- _TASK REQUIREMENTS_
Extract the data exactly, missing nothing.

- _RECORDS SUPPLIED_
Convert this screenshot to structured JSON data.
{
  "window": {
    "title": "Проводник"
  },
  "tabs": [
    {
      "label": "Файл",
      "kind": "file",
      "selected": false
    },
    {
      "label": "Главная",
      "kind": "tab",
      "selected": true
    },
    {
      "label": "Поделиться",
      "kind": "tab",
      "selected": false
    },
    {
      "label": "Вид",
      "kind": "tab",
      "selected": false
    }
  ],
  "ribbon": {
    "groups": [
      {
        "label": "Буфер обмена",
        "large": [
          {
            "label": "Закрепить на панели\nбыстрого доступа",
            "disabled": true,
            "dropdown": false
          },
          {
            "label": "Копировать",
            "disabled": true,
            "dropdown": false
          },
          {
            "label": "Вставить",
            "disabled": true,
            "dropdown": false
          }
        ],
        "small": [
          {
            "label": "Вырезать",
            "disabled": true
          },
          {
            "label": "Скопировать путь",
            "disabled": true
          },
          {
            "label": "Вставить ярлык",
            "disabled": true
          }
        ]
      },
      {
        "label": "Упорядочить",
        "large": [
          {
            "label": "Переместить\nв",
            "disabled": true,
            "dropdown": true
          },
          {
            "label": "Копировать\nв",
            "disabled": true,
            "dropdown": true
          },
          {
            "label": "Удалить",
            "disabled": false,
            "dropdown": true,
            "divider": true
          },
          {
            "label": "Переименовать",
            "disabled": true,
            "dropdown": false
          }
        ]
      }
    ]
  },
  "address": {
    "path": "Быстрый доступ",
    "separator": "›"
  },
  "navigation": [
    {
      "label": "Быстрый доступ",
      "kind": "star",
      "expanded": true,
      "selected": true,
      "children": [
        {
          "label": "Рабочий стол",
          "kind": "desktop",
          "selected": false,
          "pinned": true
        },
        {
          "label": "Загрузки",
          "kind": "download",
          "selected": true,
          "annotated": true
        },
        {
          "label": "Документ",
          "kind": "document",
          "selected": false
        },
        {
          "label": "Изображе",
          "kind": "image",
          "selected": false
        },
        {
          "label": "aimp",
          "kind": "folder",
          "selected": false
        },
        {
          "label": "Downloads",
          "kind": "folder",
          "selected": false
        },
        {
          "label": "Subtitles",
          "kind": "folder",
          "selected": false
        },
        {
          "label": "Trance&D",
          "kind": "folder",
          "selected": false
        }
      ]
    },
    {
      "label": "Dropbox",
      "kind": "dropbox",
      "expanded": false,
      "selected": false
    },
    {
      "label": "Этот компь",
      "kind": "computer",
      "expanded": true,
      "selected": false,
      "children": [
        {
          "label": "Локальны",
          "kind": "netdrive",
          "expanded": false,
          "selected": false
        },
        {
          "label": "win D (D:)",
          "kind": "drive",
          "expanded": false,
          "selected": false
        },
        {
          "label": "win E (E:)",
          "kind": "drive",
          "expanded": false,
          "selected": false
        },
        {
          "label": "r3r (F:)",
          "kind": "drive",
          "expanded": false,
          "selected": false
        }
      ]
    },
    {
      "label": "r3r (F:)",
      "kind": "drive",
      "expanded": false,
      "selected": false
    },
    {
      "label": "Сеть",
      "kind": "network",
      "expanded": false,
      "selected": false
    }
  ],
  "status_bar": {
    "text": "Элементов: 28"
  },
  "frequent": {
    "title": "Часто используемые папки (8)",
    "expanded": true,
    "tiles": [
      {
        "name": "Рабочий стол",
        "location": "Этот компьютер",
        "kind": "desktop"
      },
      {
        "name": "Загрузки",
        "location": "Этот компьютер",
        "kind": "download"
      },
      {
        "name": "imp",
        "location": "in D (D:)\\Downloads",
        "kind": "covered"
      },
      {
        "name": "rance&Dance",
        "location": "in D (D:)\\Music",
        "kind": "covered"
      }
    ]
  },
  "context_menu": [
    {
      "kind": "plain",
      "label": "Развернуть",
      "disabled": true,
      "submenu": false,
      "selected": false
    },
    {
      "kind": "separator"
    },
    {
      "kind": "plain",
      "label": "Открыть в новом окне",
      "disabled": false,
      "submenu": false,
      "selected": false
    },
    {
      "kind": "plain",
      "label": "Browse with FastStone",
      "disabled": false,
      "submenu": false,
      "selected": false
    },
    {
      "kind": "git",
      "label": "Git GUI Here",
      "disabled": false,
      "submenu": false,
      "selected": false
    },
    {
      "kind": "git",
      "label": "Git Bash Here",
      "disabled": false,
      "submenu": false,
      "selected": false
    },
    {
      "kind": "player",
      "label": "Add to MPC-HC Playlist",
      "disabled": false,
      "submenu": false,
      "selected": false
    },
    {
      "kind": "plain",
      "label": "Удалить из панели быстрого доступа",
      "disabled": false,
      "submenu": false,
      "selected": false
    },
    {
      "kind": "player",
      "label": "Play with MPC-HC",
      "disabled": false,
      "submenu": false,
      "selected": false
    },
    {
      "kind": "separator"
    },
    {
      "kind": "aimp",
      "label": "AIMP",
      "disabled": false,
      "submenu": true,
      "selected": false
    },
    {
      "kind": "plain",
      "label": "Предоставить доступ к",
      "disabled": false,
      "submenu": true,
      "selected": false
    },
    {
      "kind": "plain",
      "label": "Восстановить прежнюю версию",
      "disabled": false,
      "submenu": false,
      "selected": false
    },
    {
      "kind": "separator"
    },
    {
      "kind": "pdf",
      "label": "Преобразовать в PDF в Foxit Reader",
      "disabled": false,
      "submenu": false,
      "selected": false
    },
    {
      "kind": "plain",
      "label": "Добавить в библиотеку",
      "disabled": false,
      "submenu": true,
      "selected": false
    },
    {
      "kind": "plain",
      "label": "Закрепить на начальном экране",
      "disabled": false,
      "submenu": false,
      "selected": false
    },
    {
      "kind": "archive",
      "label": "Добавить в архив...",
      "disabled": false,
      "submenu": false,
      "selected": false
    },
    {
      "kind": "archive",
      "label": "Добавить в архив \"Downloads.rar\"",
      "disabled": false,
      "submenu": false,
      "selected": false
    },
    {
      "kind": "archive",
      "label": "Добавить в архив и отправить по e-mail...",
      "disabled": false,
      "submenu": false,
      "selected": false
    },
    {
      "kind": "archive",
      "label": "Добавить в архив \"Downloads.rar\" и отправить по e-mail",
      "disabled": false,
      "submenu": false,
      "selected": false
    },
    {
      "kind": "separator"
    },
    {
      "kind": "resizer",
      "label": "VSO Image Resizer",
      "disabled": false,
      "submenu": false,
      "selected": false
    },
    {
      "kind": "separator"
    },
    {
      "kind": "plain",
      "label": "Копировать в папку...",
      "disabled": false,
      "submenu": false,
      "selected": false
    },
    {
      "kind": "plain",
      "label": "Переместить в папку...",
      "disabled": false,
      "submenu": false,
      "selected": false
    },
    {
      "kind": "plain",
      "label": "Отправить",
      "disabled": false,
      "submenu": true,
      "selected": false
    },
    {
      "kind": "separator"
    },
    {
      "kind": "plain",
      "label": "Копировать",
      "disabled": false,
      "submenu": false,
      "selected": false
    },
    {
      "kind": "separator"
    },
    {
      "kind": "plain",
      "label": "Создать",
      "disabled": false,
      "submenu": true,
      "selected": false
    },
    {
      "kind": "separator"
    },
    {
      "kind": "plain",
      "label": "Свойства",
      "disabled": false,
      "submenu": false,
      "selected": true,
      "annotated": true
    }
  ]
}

- _FULL SOLUTION_
Convert this screenshot to structured JSON data.
{
  "window": {
    "title": "Проводник"
  },
  "tabs": [
    {
      "label": "Файл",
      "kind": "file",
      "selected": false
    },
    {
      "label": "Главная",
      "kind": "tab",
      "selected": true
    },
    {
      "label": "Поделиться",
      "kind": "tab",
      "selected": false
    },
    {
      "label": "Вид",
      "kind": "tab",
      "selected": false
    }
  ],
  "ribbon": {
    "groups": [
      {
        "label": "Буфер обмена",
        "large": [
          {
            "label": "Закрепить на панели\nбыстрого доступа",
            "disabled": true,
            "dropdown": false
          },
          {
            "label": "Копировать",
            "disabled": true,
            "dropdown": false
          },
          {
            "label": "Вставить",
            "disabled": true,
            "dropdown": false
          }
        ],
        "small": [
          {
            "label": "Вырезать",
            "disabled": true
          },
          {
            "label": "Скопировать путь",
            "disabled": true
          },
          {
            "label": "Вставить ярлык",
            "disabled": true
          }
        ]
      },
      {
        "label": "Упорядочить",
        "large": [
          {
            "label": "Переместить\nв",
            "disabled": true,
            "dropdown": true
          },
          {
            "label": "Копировать\nв",
            "disabled": true,
            "dropdown": true
          },
          {
            "label": "Удалить",
            "disabled": false,
            "dropdown": true,
            "divider": true
          },
          {
            "label": "Переименовать",
            "disabled": true,
            "dropdown": false
          }
        ]
      }
    ]
  },
  "address": {
    "path": "Быстрый доступ",
    "separator": "›"
  },
  "navigation": [
    {
      "label": "Быстрый доступ",
      "kind": "star",
      "expanded": true,
      "selected": true,
      "children": [
        {
          "label": "Рабочий стол",
          "kind": "desktop",
          "selected": false,
          "pinned": true
        },
        {
          "label": "Загрузки",
          "kind": "download",
          "selected": true,
          "annotated": true
        },
        {
          "label": "Документ",
          "kind": "document",
          "selected": false
        },
        {
          "label": "Изображе",
          "kind": "image",
          "selected": false
        },
        {
          "label": "aimp",
          "kind": "folder",
          "selected": false
        },
        {
          "label": "Downloads",
          "kind": "folder",
          "selected": false
        },
        {
          "label": "Subtitles",
          "kind": "folder",
          "selected": false
        },
        {
          "label": "Trance&D",
          "kind": "folder",
          "selected": false
        }
      ]
    },
    {
      "label": "Dropbox",
      "kind": "dropbox",
      "expanded": false,
      "selected": false
    },
    {
      "label": "Этот компь",
      "kind": "computer",
      "expanded": true,
      "selected": false,
      "children": [
        {
          "label": "Локальны",
          "kind": "netdrive",
          "expanded": false,
          "selected": false
        },
        {
          "label": "win D (D:)",
          "kind": "drive",
          "expanded": false,
          "selected": false
        },
        {
          "label": "win E (E:)",
          "kind": "drive",
          "expanded": false,
          "selected": false
        },
        {
          "label": "r3r (F:)",
          "kind": "drive",
          "expanded": false,
          "selected": false
        }
      ]
    },
    {
      "label": "r3r (F:)",
      "kind": "drive",
      "expanded": false,
      "selected": false
    },
    {
      "label": "Сеть",
      "kind": "network",
      "expanded": false,
      "selected": false
    }
  ],
  "status_bar": {
    "text": "Элементов: 28"
  },
  "frequent": {
    "title": "Часто используемые папки (8)",
    "expanded": true,
    "tiles": [
      {
        "name": "Рабочий стол",
        "location": "Этот компьютер",
        "kind": "desktop"
      },
      {
        "name": "Загрузки",
        "location": "Этот компьютер",
        "kind": "download"
      },
      {
        "name": "imp",
        "location": "in D (D:)\\Downloads",
        "kind": "covered"
      },
      {
        "name": "rance&Dance",
        "location": "in D (D:)\\Music",
        "kind": "covered"
      }
    ]
  },
  "context_menu": [
    {
      "kind": "plain",
      "label": "Развернуть",
      "disabled": true,
      "submenu": false,
      "selected": false
    },
    {
      "kind": "separator"
    },
    {
      "kind": "plain",
      "label": "Открыть в новом окне",
      "disabled": false,
      "submenu": false,
      "selected": false
    },
    {
      "kind": "plain",
      "label": "Browse with FastStone",
      "disabled": false,
      "submenu": false,
      "selected": false
    },
    {
      "kind": "git",
      "label": "Git GUI Here",
      "disabled": false,
      "submenu": false,
      "selected": false
    },
    {
      "kind": "git",
      "label": "Git Bash Here",
      "disabled": false,
      "submenu": false,
      "selected": false
    },
    {
      "kind": "player",
      "label": "Add to MPC-HC Playlist",
      "disabled": false,
      "submenu": false,
      "selected": false
    },
    {
      "kind": "plain",
      "label": "Удалить из панели быстрого доступа",
      "disabled": false,
      "submenu": false,
      "selected": false
    },
    {
      "kind": "player",
      "label": "Play with MPC-HC",
      "disabled": false,
      "submenu": false,
      "selected": false
    },
    {
      "kind": "separator"
    },
    {
      "kind": "aimp",
      "label": "AIMP",
      "disabled": false,
      "submenu": true,
      "selected": false
    },
    {
      "kind": "plain",
      "label": "Предоставить доступ к",
      "disabled": false,
      "submenu": true,
      "selected": false
    },
    {
      "kind": "plain",
      "label": "Восстановить прежнюю версию",
      "disabled": false,
      "submenu": false,
      "selected": false
    },
    {
      "kind": "separator"
    },
    {
      "kind": "pdf",
      "label": "Преобразовать в PDF в Foxit Reader",
      "disabled": false,
      "submenu": false,
      "selected": false
    },
    {
      "kind": "plain",
      "label": "Добавить в библиотеку",
      "disabled": false,
      "submenu": true,
      "selected": false
    },
    {
      "kind": "plain",
      "label": "Закрепить на начальном экране",
      "disabled": false,
      "submenu": false,
      "selected": false
    },
    {
      "kind": "archive",
      "label": "Добавить в архив...",
      "disabled": false,
      "submenu": false,
      "selected": false
    },
    {
      "kind": "archive",
      "label": "Добавить в архив \"Downloads.rar\"",
      "disabled": false,
      "submenu": false,
      "selected": false
    },
    {
      "kind": "archive",
      "label": "Добавить в архив и отправить по e-mail...",
      "disabled": false,
      "submenu": false,
      "selected": false
    },
    {
      "kind": "archive",
      "label": "Добавить в архив \"Downloads.rar\" и отправить по e-mail",
      "disabled": false,
      "submenu": false,
      "selected": false
    },
    {
      "kind": "separator"
    },
    {
      "kind": "resizer",
      "label": "VSO Image Resizer",
      "disabled": false,
      "submenu": false,
      "selected": false
    },
    {
      "kind": "separator"
    },
    {
      "kind": "plain",
      "label": "Копировать в папку...",
      "disabled": false,
      "submenu": false,
      "selected": false
    },
    {
      "kind": "plain",
      "label": "Переместить в папку...",
      "disabled": false,
      "submenu": false,
      "selected": false
    },
    {
      "kind": "plain",
      "label": "Отправить",
      "disabled": false,
      "submenu": true,
      "selected": false
    },
    {
      "kind": "separator"
    },
    {
      "kind": "plain",
      "label": "Копировать",
      "disabled": false,
      "submenu": false,
      "selected": false
    },
    {
      "kind": "separator"
    },
    {
      "kind": "plain",
      "label": "Создать",
      "disabled": false,
      "submenu": true,
      "selected": false
    },
    {
      "kind": "separator"
    },
    {
      "kind": "plain",
      "label": "Свойства",
      "disabled": false,
      "submenu": false,
      "selected": true,
      "annotated": true
    }
  ]
}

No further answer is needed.